[Data lines start]
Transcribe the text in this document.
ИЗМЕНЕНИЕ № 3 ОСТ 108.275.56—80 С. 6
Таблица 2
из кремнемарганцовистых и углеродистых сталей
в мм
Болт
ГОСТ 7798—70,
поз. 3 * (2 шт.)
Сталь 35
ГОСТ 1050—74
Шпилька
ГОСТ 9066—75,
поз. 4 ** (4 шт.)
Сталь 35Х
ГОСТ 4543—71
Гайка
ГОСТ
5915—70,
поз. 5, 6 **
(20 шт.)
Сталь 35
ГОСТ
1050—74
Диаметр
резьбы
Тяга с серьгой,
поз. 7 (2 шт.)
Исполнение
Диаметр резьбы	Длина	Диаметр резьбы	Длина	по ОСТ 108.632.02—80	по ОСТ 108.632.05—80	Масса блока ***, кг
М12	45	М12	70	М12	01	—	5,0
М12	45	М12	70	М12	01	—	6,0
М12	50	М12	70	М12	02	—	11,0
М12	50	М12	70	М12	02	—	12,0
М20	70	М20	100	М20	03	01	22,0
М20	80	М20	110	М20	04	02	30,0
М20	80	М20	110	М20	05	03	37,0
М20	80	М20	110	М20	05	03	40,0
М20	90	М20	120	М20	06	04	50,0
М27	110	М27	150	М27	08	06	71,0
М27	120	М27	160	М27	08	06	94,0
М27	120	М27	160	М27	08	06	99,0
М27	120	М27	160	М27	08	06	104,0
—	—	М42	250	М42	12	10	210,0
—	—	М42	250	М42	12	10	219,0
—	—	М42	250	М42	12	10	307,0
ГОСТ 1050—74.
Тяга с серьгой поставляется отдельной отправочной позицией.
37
[Data lines end]
**Aim of the task**
From the listing above, copy every line that includes the word "Диаметр".

**Completed task**
Диаметр
Диаметр резьбы	Длина	Диаметр резьбы	Длина	по ОСТ 108.632.02—80	по ОСТ 108.632.05—80	Масса блока ***, кг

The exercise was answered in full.